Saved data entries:
┏━━

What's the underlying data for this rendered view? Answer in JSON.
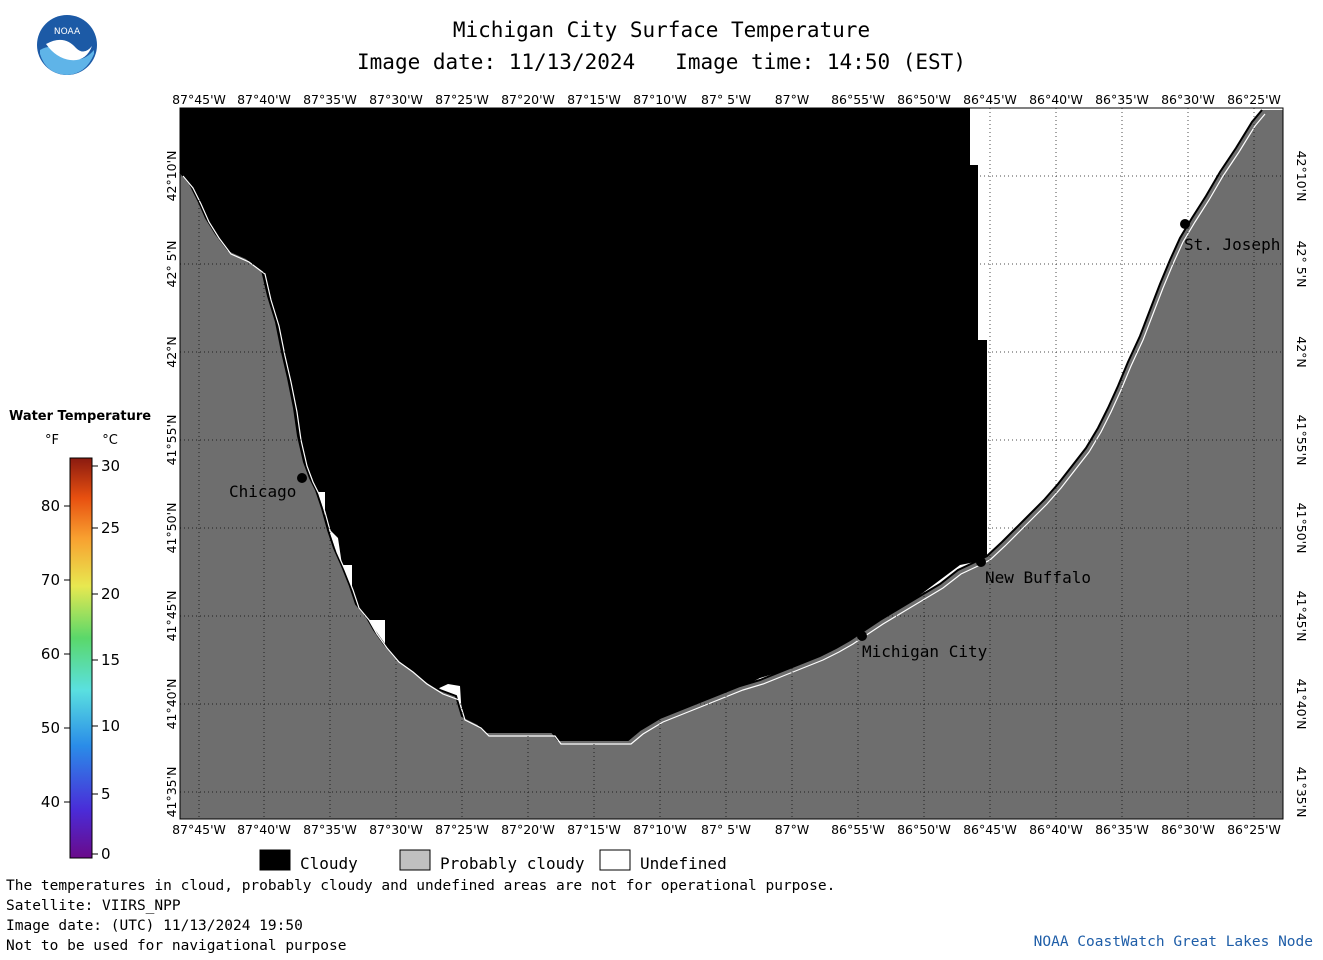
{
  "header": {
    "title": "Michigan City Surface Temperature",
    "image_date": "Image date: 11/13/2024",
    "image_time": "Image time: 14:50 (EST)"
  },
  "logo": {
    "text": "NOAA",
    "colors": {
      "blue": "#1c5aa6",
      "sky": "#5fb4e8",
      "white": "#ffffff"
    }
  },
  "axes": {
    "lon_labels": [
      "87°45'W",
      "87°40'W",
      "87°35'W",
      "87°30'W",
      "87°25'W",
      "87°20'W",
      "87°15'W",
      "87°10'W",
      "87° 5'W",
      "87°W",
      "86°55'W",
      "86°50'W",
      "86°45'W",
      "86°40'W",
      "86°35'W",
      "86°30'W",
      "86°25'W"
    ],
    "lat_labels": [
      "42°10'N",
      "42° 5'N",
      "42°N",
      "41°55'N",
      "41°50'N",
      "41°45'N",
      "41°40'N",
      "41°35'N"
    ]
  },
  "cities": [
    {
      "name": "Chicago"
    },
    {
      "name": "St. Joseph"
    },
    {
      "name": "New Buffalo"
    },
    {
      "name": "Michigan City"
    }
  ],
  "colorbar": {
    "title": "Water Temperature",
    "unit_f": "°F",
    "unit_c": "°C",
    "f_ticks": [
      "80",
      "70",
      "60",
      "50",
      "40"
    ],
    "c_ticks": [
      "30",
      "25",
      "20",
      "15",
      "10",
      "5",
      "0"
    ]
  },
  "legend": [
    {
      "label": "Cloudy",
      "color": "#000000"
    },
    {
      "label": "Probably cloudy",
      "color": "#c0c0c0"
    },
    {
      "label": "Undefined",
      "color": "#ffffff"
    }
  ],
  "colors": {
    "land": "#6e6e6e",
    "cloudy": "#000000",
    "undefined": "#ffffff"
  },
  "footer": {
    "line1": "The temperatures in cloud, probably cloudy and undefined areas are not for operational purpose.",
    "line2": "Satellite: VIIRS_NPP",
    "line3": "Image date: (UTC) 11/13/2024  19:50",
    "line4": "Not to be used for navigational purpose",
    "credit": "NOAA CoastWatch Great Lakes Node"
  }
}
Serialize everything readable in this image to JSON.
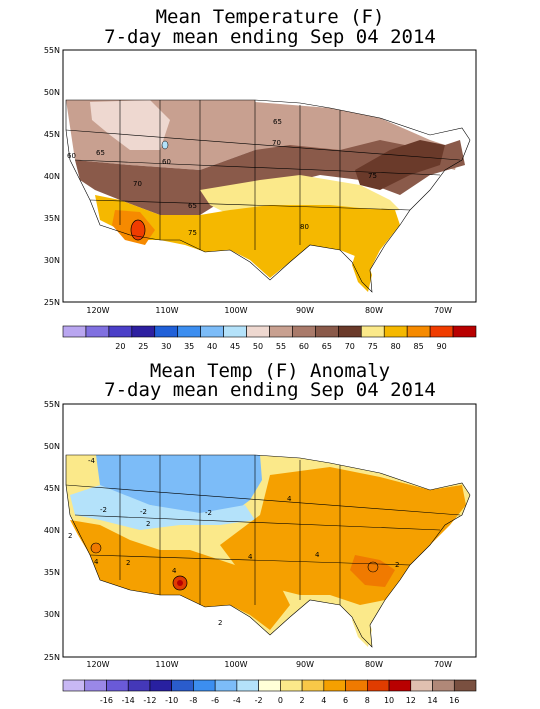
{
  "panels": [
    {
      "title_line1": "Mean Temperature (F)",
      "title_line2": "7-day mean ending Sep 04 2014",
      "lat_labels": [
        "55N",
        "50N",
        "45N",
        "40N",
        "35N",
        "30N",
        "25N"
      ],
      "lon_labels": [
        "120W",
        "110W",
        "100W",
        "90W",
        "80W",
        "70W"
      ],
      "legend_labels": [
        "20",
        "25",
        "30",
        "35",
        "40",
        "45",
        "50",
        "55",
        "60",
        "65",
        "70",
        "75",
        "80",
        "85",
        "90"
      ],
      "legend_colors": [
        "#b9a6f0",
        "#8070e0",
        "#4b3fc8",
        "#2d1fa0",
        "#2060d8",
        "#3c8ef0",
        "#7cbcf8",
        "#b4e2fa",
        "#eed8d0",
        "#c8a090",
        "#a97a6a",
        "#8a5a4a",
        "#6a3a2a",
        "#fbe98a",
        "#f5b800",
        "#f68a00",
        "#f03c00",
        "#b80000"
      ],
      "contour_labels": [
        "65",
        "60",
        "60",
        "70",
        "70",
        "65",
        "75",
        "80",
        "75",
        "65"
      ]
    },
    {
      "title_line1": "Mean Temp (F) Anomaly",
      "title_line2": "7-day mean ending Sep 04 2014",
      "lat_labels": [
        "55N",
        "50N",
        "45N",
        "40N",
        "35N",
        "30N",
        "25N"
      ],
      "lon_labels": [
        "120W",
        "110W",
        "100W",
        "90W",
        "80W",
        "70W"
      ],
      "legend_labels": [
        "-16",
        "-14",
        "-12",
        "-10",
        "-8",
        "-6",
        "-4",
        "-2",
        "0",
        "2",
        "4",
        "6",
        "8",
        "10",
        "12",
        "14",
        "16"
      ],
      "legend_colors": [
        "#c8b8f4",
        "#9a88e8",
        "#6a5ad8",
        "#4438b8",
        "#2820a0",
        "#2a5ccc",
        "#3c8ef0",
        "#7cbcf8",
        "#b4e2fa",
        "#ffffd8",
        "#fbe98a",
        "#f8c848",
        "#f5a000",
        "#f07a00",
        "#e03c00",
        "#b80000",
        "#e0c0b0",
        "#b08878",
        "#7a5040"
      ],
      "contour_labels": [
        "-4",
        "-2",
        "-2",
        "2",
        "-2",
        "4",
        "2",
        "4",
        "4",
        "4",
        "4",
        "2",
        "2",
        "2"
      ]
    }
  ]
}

┗━━

Images should not appear in the copy; retype the listing above exactly.

What's the underlying data for this rendered view? Answer in JSON.
{
  "header": {
    "title": "Michigan City Surface Temperature",
    "image_date": "Image date: 11/13/2024",
    "image_time": "Image time: 14:50 (EST)"
  },
  "logo": {
    "text": "NOAA",
    "colors": {
      "blue": "#1c5aa6",
      "sky": "#5fb4e8",
      "white": "#ffffff"
    }
  },
  "axes": {
    "lon_labels": [
      "87°45'W",
      "87°40'W",
      "87°35'W",
      "87°30'W",
      "87°25'W",
      "87°20'W",
      "87°15'W",
      "87°10'W",
      "87° 5'W",
      "87°W",
      "86°55'W",
      "86°50'W",
      "86°45'W",
      "86°40'W",
      "86°35'W",
      "86°30'W",
      "86°25'W"
    ],
    "lat_labels": [
      "42°10'N",
      "42° 5'N",
      "42°N",
      "41°55'N",
      "41°50'N",
      "41°45'N",
      "41°40'N",
      "41°35'N"
    ]
  },
  "cities": [
    {
      "name": "Chicago"
    },
    {
      "name": "St. Joseph"
    },
    {
      "name": "New Buffalo"
    },
    {
      "name": "Michigan City"
    }
  ],
  "colorbar": {
    "title": "Water Temperature",
    "unit_f": "°F",
    "unit_c": "°C",
    "f_ticks": [
      "80",
      "70",
      "60",
      "50",
      "40"
    ],
    "c_ticks": [
      "30",
      "25",
      "20",
      "15",
      "10",
      "5",
      "0"
    ]
  },
  "legend": [
    {
      "label": "Cloudy",
      "color": "#000000"
    },
    {
      "label": "Probably cloudy",
      "color": "#c0c0c0"
    },
    {
      "label": "Undefined",
      "color": "#ffffff"
    }
  ],
  "colors": {
    "land": "#6e6e6e",
    "cloudy": "#000000",
    "undefined": "#ffffff"
  },
  "footer": {
    "line1": "The temperatures in cloud, probably cloudy and undefined areas are not for operational purpose.",
    "line2": "Satellite: VIIRS_NPP",
    "line3": "Image date: (UTC) 11/13/2024  19:50",
    "line4": "Not to be used for navigational purpose",
    "credit": "NOAA CoastWatch Great Lakes Node"
  }
}
Serialize everything readable in this image to JSON.
{
  "panels": [
    {
      "title_line1": "Mean Temperature (F)",
      "title_line2": "7-day mean ending Sep 04 2014",
      "lat_labels": [
        "55N",
        "50N",
        "45N",
        "40N",
        "35N",
        "30N",
        "25N"
      ],
      "lon_labels": [
        "120W",
        "110W",
        "100W",
        "90W",
        "80W",
        "70W"
      ],
      "legend_labels": [
        "20",
        "25",
        "30",
        "35",
        "40",
        "45",
        "50",
        "55",
        "60",
        "65",
        "70",
        "75",
        "80",
        "85",
        "90"
      ],
      "legend_colors": [
        "#b9a6f0",
        "#8070e0",
        "#4b3fc8",
        "#2d1fa0",
        "#2060d8",
        "#3c8ef0",
        "#7cbcf8",
        "#b4e2fa",
        "#eed8d0",
        "#c8a090",
        "#a97a6a",
        "#8a5a4a",
        "#6a3a2a",
        "#fbe98a",
        "#f5b800",
        "#f68a00",
        "#f03c00",
        "#b80000"
      ],
      "contour_labels": [
        "65",
        "60",
        "60",
        "70",
        "70",
        "65",
        "75",
        "80",
        "75",
        "65"
      ]
    },
    {
      "title_line1": "Mean Temp (F) Anomaly",
      "title_line2": "7-day mean ending Sep 04 2014",
      "lat_labels": [
        "55N",
        "50N",
        "45N",
        "40N",
        "35N",
        "30N",
        "25N"
      ],
      "lon_labels": [
        "120W",
        "110W",
        "100W",
        "90W",
        "80W",
        "70W"
      ],
      "legend_labels": [
        "-16",
        "-14",
        "-12",
        "-10",
        "-8",
        "-6",
        "-4",
        "-2",
        "0",
        "2",
        "4",
        "6",
        "8",
        "10",
        "12",
        "14",
        "16"
      ],
      "legend_colors": [
        "#c8b8f4",
        "#9a88e8",
        "#6a5ad8",
        "#4438b8",
        "#2820a0",
        "#2a5ccc",
        "#3c8ef0",
        "#7cbcf8",
        "#b4e2fa",
        "#ffffd8",
        "#fbe98a",
        "#f8c848",
        "#f5a000",
        "#f07a00",
        "#e03c00",
        "#b80000",
        "#e0c0b0",
        "#b08878",
        "#7a5040"
      ],
      "contour_labels": [
        "-4",
        "-2",
        "-2",
        "2",
        "-2",
        "4",
        "2",
        "4",
        "4",
        "4",
        "4",
        "2",
        "2",
        "2"
      ]
    }
  ]
}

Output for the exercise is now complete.